**EXERCISE REQUIREMENTS:**
Locate the word "JSON" in the material, then show every line that holds it.

[Some records]
=-=-=

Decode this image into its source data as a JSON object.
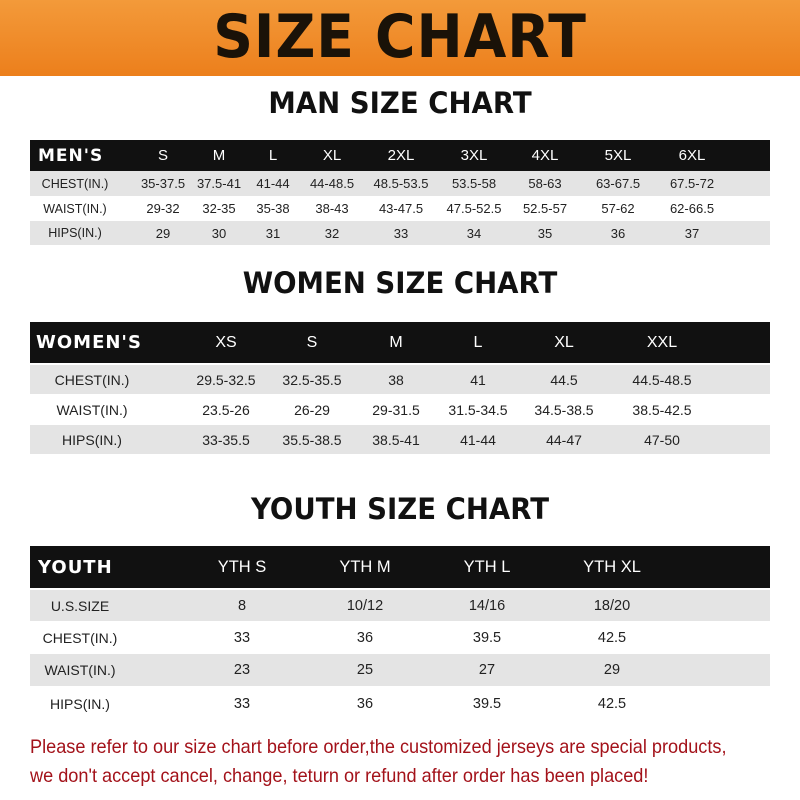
{
  "banner": {
    "title": "SIZE CHART",
    "color": "#ef8a2a"
  },
  "men": {
    "title": "MAN SIZE CHART",
    "header": [
      "MEN'S",
      "S",
      "M",
      "L",
      "XL",
      "2XL",
      "3XL",
      "4XL",
      "5XL",
      "6XL"
    ],
    "rows": [
      [
        "CHEST(IN.)",
        "35-37.5",
        "37.5-41",
        "41-44",
        "44-48.5",
        "48.5-53.5",
        "53.5-58",
        "58-63",
        "63-67.5",
        "67.5-72"
      ],
      [
        "WAIST(IN.)",
        "29-32",
        "32-35",
        "35-38",
        "38-43",
        "43-47.5",
        "47.5-52.5",
        "52.5-57",
        "57-62",
        "62-66.5"
      ],
      [
        "HIPS(IN.)",
        "29",
        "30",
        "31",
        "32",
        "33",
        "34",
        "35",
        "36",
        "37"
      ]
    ]
  },
  "women": {
    "title": "WOMEN SIZE CHART",
    "header": [
      "WOMEN'S",
      "XS",
      "S",
      "M",
      "L",
      "XL",
      "XXL"
    ],
    "rows": [
      [
        "CHEST(IN.)",
        "29.5-32.5",
        "32.5-35.5",
        "38",
        "41",
        "44.5",
        "44.5-48.5"
      ],
      [
        "WAIST(IN.)",
        "23.5-26",
        "26-29",
        "29-31.5",
        "31.5-34.5",
        "34.5-38.5",
        "38.5-42.5"
      ],
      [
        "HIPS(IN.)",
        "33-35.5",
        "35.5-38.5",
        "38.5-41",
        "41-44",
        "44-47",
        "47-50"
      ]
    ]
  },
  "youth": {
    "title": "YOUTH SIZE CHART",
    "header": [
      "YOUTH",
      "YTH S",
      "YTH M",
      "YTH L",
      "YTH XL"
    ],
    "rows": [
      [
        "U.S.SIZE",
        "8",
        "10/12",
        "14/16",
        "18/20"
      ],
      [
        "CHEST(IN.)",
        "33",
        "36",
        "39.5",
        "42.5"
      ],
      [
        "WAIST(IN.)",
        "23",
        "25",
        "27",
        "29"
      ],
      [
        "HIPS(IN.)",
        "33",
        "36",
        "39.5",
        "42.5"
      ]
    ]
  },
  "note": {
    "line1": "Please refer to our size chart before order,the customized jerseys are special products,",
    "line2": "we don't accept cancel, change, teturn or refund after order has been placed!",
    "color": "#a3121a"
  }
}
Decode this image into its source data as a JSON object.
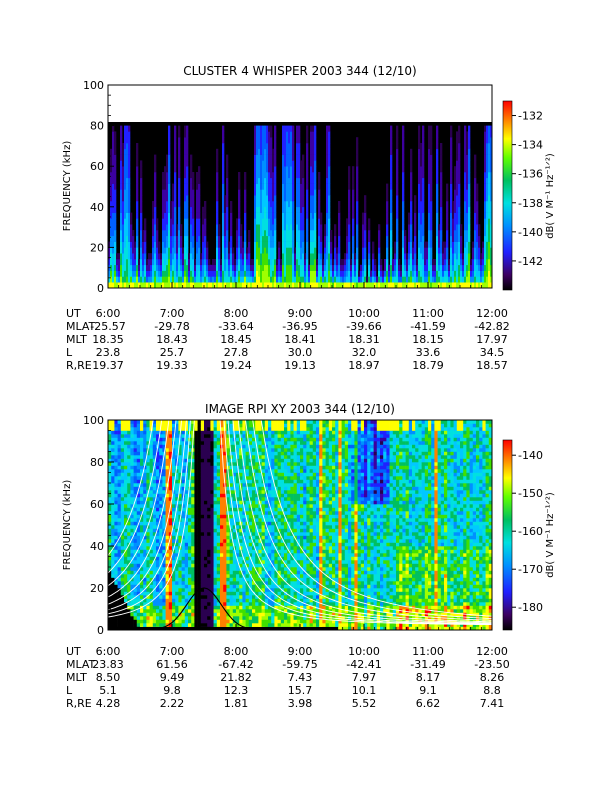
{
  "chart_data": [
    {
      "type": "heatmap",
      "title": "CLUSTER 4 WHISPER 2003 344 (12/10)",
      "ylabel": "FREQUENCY (kHz)",
      "ylim": [
        0,
        100
      ],
      "y_ticks": [
        "0",
        "20",
        "40",
        "60",
        "80",
        "100"
      ],
      "x_ticks": [
        "6:00",
        "7:00",
        "8:00",
        "9:00",
        "10:00",
        "11:00",
        "12:00"
      ],
      "colorbar": {
        "label": "dB( V M⁻¹ Hz⁻¹ᐟ²)",
        "ticks": [
          "-132",
          "-134",
          "-136",
          "-138",
          "-140",
          "-142"
        ],
        "range": [
          -144,
          -131
        ]
      },
      "ephemeris": {
        "labels": [
          "UT",
          "MLAT",
          "MLT",
          "L",
          "R,RE"
        ],
        "rows": [
          [
            "6:00",
            "7:00",
            "8:00",
            "9:00",
            "10:00",
            "11:00",
            "12:00"
          ],
          [
            "-25.57",
            "-29.78",
            "-33.64",
            "-36.95",
            "-39.66",
            "-41.59",
            "-42.82"
          ],
          [
            "18.35",
            "18.43",
            "18.45",
            "18.41",
            "18.31",
            "18.15",
            "17.97"
          ],
          [
            "23.8",
            "25.7",
            "27.8",
            "30.0",
            "32.0",
            "33.6",
            "34.5"
          ],
          [
            "19.37",
            "19.33",
            "19.24",
            "19.13",
            "18.97",
            "18.79",
            "18.57"
          ]
        ]
      },
      "spectral_features": [
        {
          "time_hr": 6.3,
          "freq_top_khz": 80,
          "level": "high"
        },
        {
          "time_hr": 8.4,
          "freq_top_khz": 80,
          "level": "medium"
        },
        {
          "time_hr": 8.8,
          "freq_top_khz": 80,
          "level": "medium"
        },
        {
          "time_hr": 11.95,
          "freq_top_khz": 80,
          "level": "medium"
        }
      ]
    },
    {
      "type": "heatmap",
      "title": "IMAGE RPI XY 2003 344 (12/10)",
      "ylabel": "FREQUENCY (kHz)",
      "ylim": [
        0,
        100
      ],
      "y_ticks": [
        "0",
        "20",
        "40",
        "60",
        "80",
        "100"
      ],
      "x_ticks": [
        "6:00",
        "7:00",
        "8:00",
        "9:00",
        "10:00",
        "11:00",
        "12:00"
      ],
      "colorbar": {
        "label": "dB( V M⁻¹ Hz⁻¹ᐟ²)",
        "ticks": [
          "-140",
          "-150",
          "-160",
          "-170",
          "-180"
        ],
        "range": [
          -186,
          -136
        ]
      },
      "ephemeris": {
        "labels": [
          "UT",
          "MLAT",
          "MLT",
          "L",
          "R,RE"
        ],
        "rows": [
          [
            "6:00",
            "7:00",
            "8:00",
            "9:00",
            "10:00",
            "11:00",
            "12:00"
          ],
          [
            "23.83",
            "61.56",
            "-67.42",
            "-59.75",
            "-42.41",
            "-31.49",
            "-23.50"
          ],
          [
            "8.50",
            "9.49",
            "21.82",
            "7.43",
            "7.97",
            "8.17",
            "8.26"
          ],
          [
            "5.1",
            "9.8",
            "12.3",
            "15.7",
            "10.1",
            "9.1",
            "8.8"
          ],
          [
            "4.28",
            "2.22",
            "1.81",
            "3.98",
            "5.52",
            "6.62",
            "7.41"
          ]
        ]
      },
      "spectral_features": [
        {
          "time_hr": 6.6,
          "freq_top_khz": 100,
          "level": "high"
        },
        {
          "time_hr": 7.5,
          "freq_top_khz": 100,
          "level": "high"
        },
        {
          "time_hr": 8.3,
          "freq_top_khz": 100,
          "level": "medium"
        },
        {
          "time_hr": 9.6,
          "freq_top_khz": 100,
          "level": "medium"
        }
      ]
    }
  ],
  "colors": {
    "background": "#ffffff",
    "plot_background": "#000000",
    "overlay_lines": "#ffffff"
  }
}
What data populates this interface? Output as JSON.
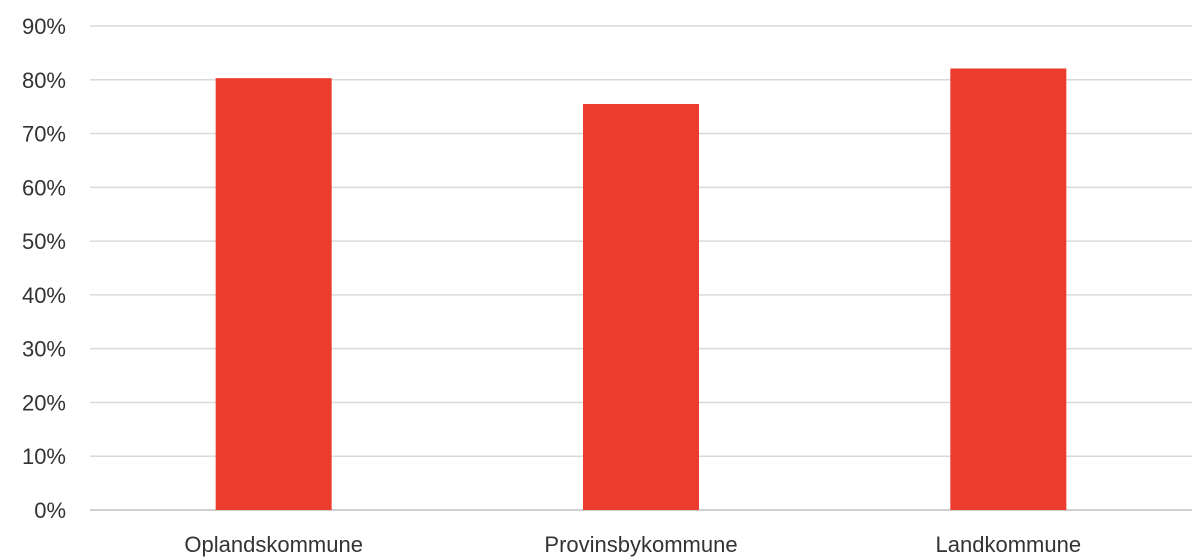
{
  "chart_data": {
    "type": "bar",
    "categories": [
      "Oplandskommune",
      "Provinsbykommune",
      "Landkommune"
    ],
    "series": [
      {
        "values": [
          80.3,
          75.5,
          82.1
        ],
        "color": "#EC3C2E"
      }
    ],
    "y_tick_labels": [
      "0%",
      "10%",
      "20%",
      "30%",
      "40%",
      "50%",
      "60%",
      "70%",
      "80%",
      "90%"
    ],
    "ylim": [
      0,
      90
    ],
    "y_unit": "%",
    "grid": true,
    "gridline_color": "#d9d9d9",
    "legend": "none",
    "title": "",
    "xlabel": "",
    "ylabel": ""
  }
}
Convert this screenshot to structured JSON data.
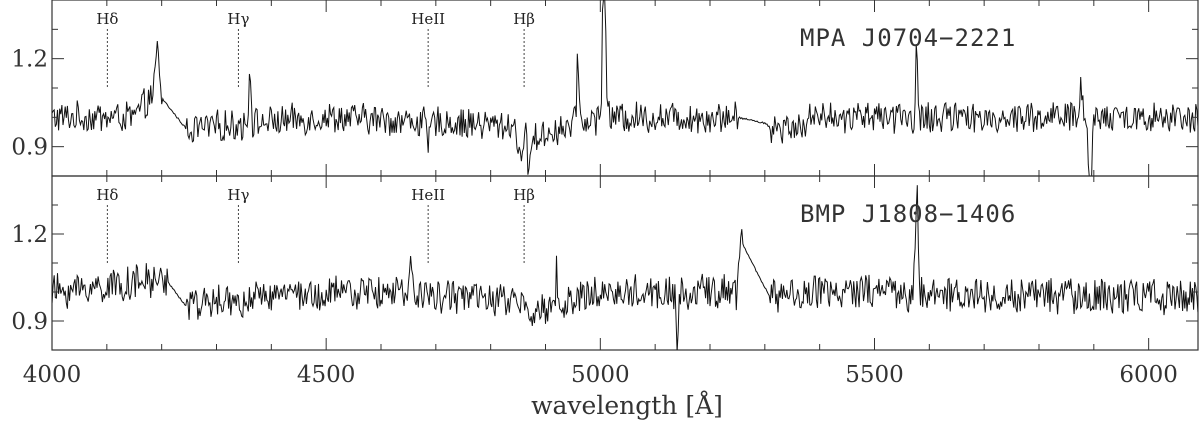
{
  "chart_data": {
    "type": "line",
    "xlabel": "wavelength [Å]",
    "xlim": [
      4000,
      6090
    ],
    "x_ticks": [
      4000,
      4500,
      5000,
      5500,
      6000
    ],
    "x_tick_labels": [
      "4000",
      "4500",
      "5000",
      "5500",
      "6000"
    ],
    "spectral_lines": [
      {
        "label": "Hδ",
        "wavelength": 4101
      },
      {
        "label": "Hγ",
        "wavelength": 4340
      },
      {
        "label": "HeII",
        "wavelength": 4686
      },
      {
        "label": "Hβ",
        "wavelength": 4861
      }
    ],
    "panels": [
      {
        "title": "MPA J0704−2221",
        "ylim": [
          0.8,
          1.4
        ],
        "y_ticks": [
          0.9,
          1.2
        ],
        "y_tick_labels": [
          "0.9",
          "1.2"
        ],
        "noise": 0.035,
        "series": {
          "baseline": [
            [
              4000,
              1.0
            ],
            [
              4150,
              1.0
            ],
            [
              4190,
              1.09
            ],
            [
              4245,
              0.96
            ],
            [
              4500,
              1.0
            ],
            [
              4860,
              0.97
            ],
            [
              4875,
              0.93
            ],
            [
              5000,
              1.0
            ],
            [
              5250,
              1.0
            ],
            [
              5300,
              0.98
            ],
            [
              5315,
              0.96
            ],
            [
              5400,
              1.0
            ],
            [
              6090,
              1.0
            ]
          ],
          "smooth_gaps": [
            [
              4200,
              4245
            ],
            [
              5250,
              5310
            ]
          ],
          "features": [
            {
              "x": 4192,
              "amp": 0.14,
              "width": 3
            },
            {
              "x": 4361,
              "amp": 0.2,
              "width": 2
            },
            {
              "x": 4686,
              "amp": -0.08,
              "width": 3
            },
            {
              "x": 4862,
              "amp": -0.14,
              "width": 8
            },
            {
              "x": 4864,
              "amp": 0.2,
              "width": 1.5
            },
            {
              "x": 4959,
              "amp": 0.24,
              "width": 2
            },
            {
              "x": 5007,
              "amp": 0.7,
              "width": 2.5
            },
            {
              "x": 5577,
              "amp": 0.25,
              "width": 1.5
            },
            {
              "x": 5876,
              "amp": 0.1,
              "width": 3
            },
            {
              "x": 5893,
              "amp": -0.3,
              "width": 3
            }
          ]
        }
      },
      {
        "title": "BMP J1808−1406",
        "ylim": [
          0.8,
          1.4
        ],
        "y_ticks": [
          0.9,
          1.2
        ],
        "y_tick_labels": [
          "0.9",
          "1.2"
        ],
        "noise": 0.04,
        "series": {
          "baseline": [
            [
              4000,
              1.0
            ],
            [
              4195,
              1.04
            ],
            [
              4205,
              1.05
            ],
            [
              4245,
              0.95
            ],
            [
              4400,
              0.98
            ],
            [
              4600,
              1.0
            ],
            [
              4850,
              0.97
            ],
            [
              4868,
              0.92
            ],
            [
              5000,
              1.0
            ],
            [
              5250,
              1.0
            ],
            [
              5255,
              1.18
            ],
            [
              5310,
              0.98
            ],
            [
              5400,
              1.0
            ],
            [
              6090,
              0.98
            ]
          ],
          "smooth_gaps": [
            [
              4210,
              4245
            ],
            [
              5260,
              5310
            ]
          ],
          "features": [
            {
              "x": 4655,
              "amp": 0.1,
              "width": 2
            },
            {
              "x": 4920,
              "amp": 0.12,
              "width": 1.5
            },
            {
              "x": 5140,
              "amp": -0.25,
              "width": 1.5
            },
            {
              "x": 5575,
              "amp": 0.15,
              "width": 2
            },
            {
              "x": 5578,
              "amp": 0.3,
              "width": 1.5
            }
          ]
        }
      }
    ]
  }
}
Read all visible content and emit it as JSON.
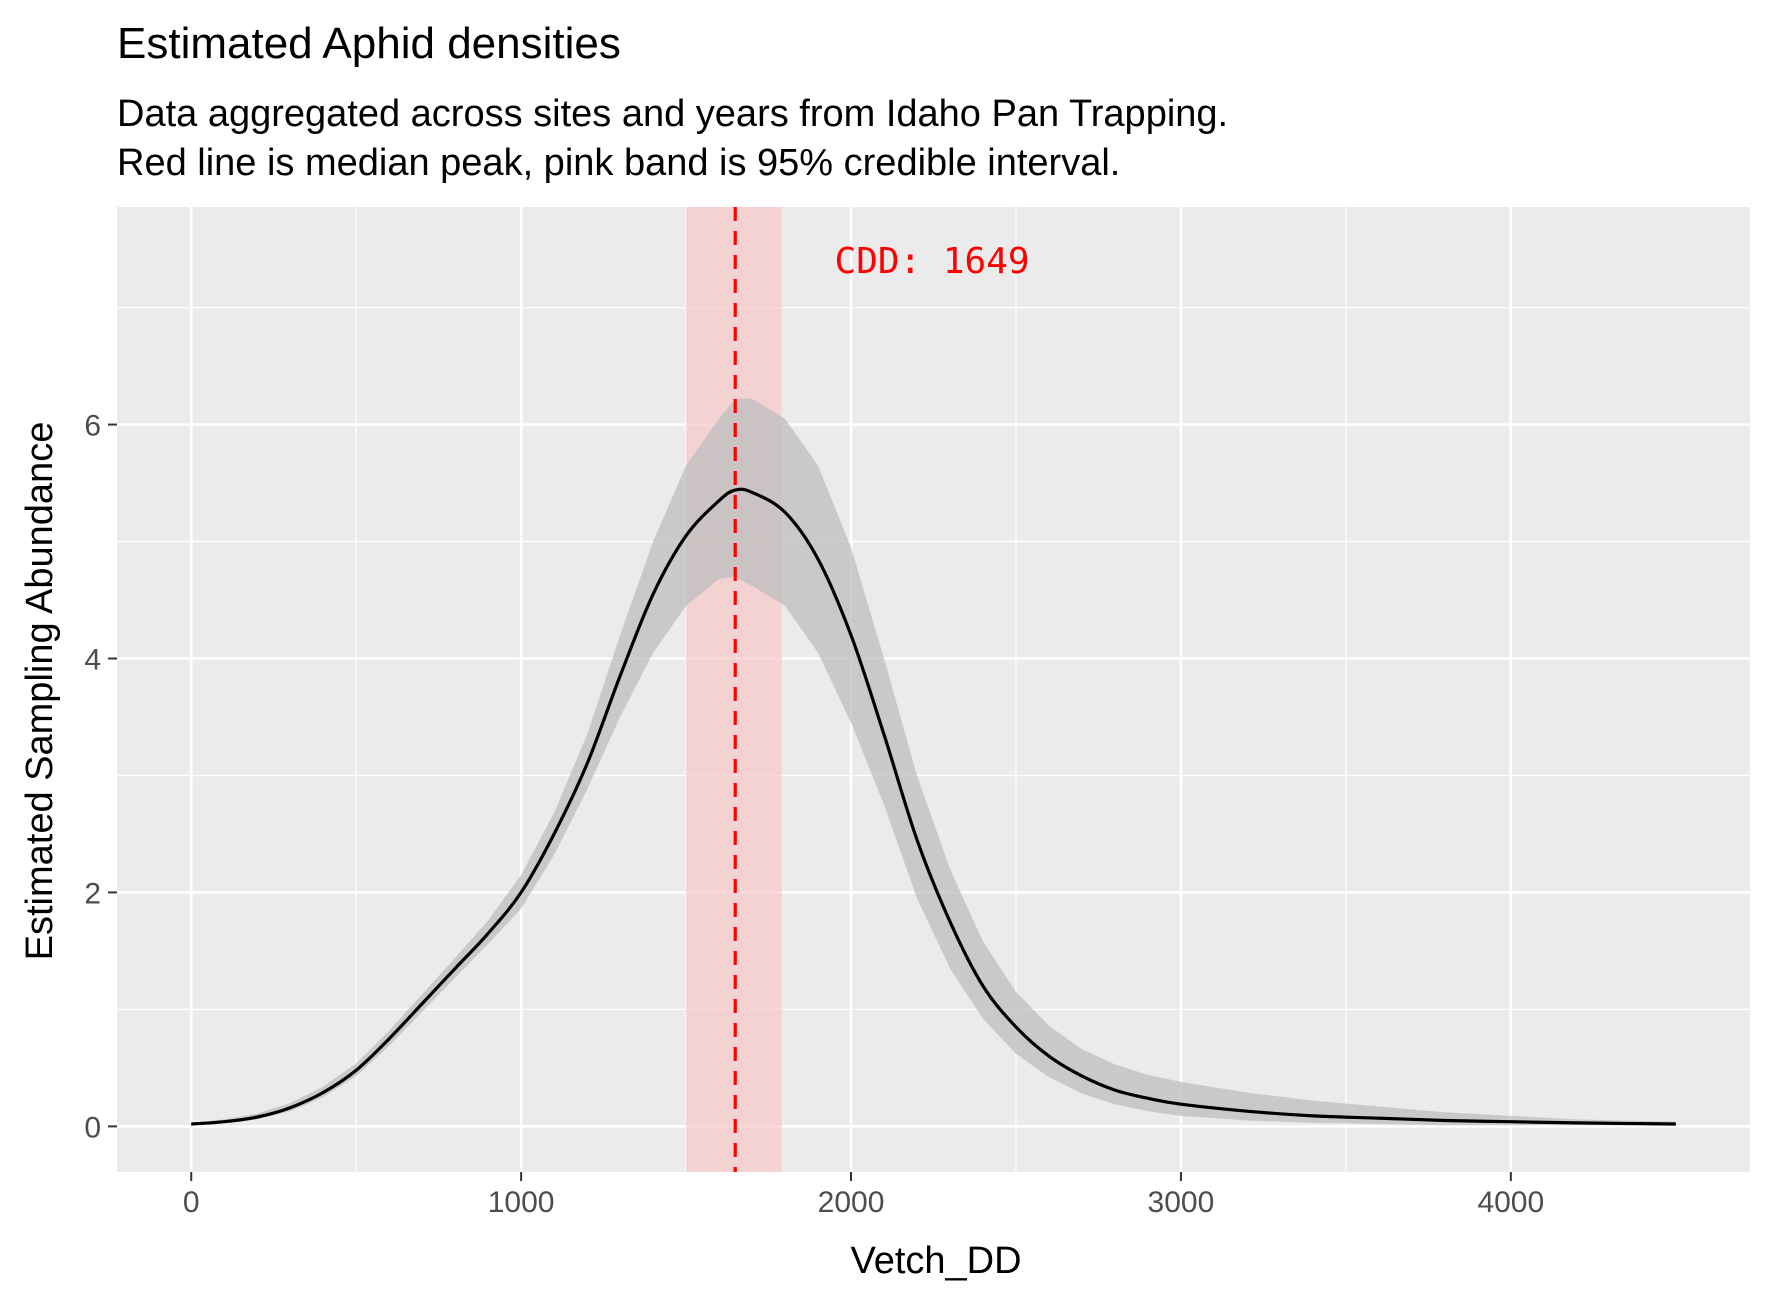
{
  "chart_data": {
    "type": "line",
    "title": "Estimated Aphid densities",
    "subtitle_lines": [
      "Data aggregated across sites and years from Idaho Pan Trapping.",
      "Red line is median peak, pink band is 95% credible interval."
    ],
    "xlabel": "Vetch_DD",
    "ylabel": "Estimated Sampling Abundance",
    "xlim": [
      -225,
      4725
    ],
    "ylim": [
      -0.39,
      7.86
    ],
    "x_ticks": [
      0,
      1000,
      2000,
      3000,
      4000
    ],
    "y_ticks": [
      0,
      2,
      4,
      6
    ],
    "grid": true,
    "legend": "none",
    "series": [
      {
        "x": [
          0,
          100,
          200,
          300,
          400,
          500,
          600,
          700,
          800,
          900,
          1000,
          1100,
          1200,
          1300,
          1400,
          1500,
          1600,
          1649,
          1700,
          1800,
          1900,
          2000,
          2100,
          2200,
          2300,
          2400,
          2500,
          2600,
          2700,
          2800,
          2900,
          3000,
          3200,
          3400,
          3600,
          3800,
          4000,
          4200,
          4500
        ],
        "y": [
          0.02,
          0.04,
          0.08,
          0.16,
          0.29,
          0.48,
          0.75,
          1.05,
          1.35,
          1.65,
          2.0,
          2.5,
          3.1,
          3.85,
          4.55,
          5.05,
          5.35,
          5.44,
          5.42,
          5.25,
          4.85,
          4.2,
          3.35,
          2.45,
          1.75,
          1.2,
          0.85,
          0.6,
          0.43,
          0.31,
          0.24,
          0.19,
          0.13,
          0.09,
          0.07,
          0.05,
          0.04,
          0.03,
          0.02
        ],
        "lower": [
          0.01,
          0.03,
          0.06,
          0.13,
          0.25,
          0.43,
          0.69,
          0.98,
          1.27,
          1.56,
          1.86,
          2.32,
          2.88,
          3.5,
          4.05,
          4.45,
          4.68,
          4.7,
          4.62,
          4.45,
          4.05,
          3.45,
          2.75,
          1.95,
          1.35,
          0.92,
          0.62,
          0.42,
          0.28,
          0.19,
          0.13,
          0.09,
          0.05,
          0.03,
          0.02,
          0.01,
          0.01,
          0.01,
          0.01
        ],
        "upper": [
          0.03,
          0.06,
          0.11,
          0.2,
          0.34,
          0.54,
          0.82,
          1.13,
          1.44,
          1.76,
          2.15,
          2.68,
          3.35,
          4.2,
          5.0,
          5.65,
          6.05,
          6.22,
          6.22,
          6.05,
          5.65,
          4.95,
          4.0,
          3.0,
          2.2,
          1.58,
          1.15,
          0.86,
          0.66,
          0.53,
          0.44,
          0.38,
          0.29,
          0.22,
          0.17,
          0.12,
          0.09,
          0.06,
          0.04
        ]
      }
    ],
    "peak": {
      "median_x": 1649,
      "ci_lower": 1500,
      "ci_upper": 1790,
      "label": "CDD: 1649",
      "label_x": 1950,
      "label_y": 7.4
    },
    "colors": {
      "panel_bg": "#ebebeb",
      "grid": "#ffffff",
      "line": "#000000",
      "ribbon": "#bdbdbd",
      "peak_line": "#ff0000",
      "ci_band": "#f8c8c8",
      "tick_text": "#4d4d4d",
      "tick_mark": "#333333"
    }
  }
}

=-=-=

**CORRECT RESPONSE:**
Decode this image into its source data as a JSON object.
Decode this image into its source data as a JSON object.
What data populates this interface? Output as JSON.
Convert this screenshot to structured JSON data.
Read all visible content and emit it as JSON.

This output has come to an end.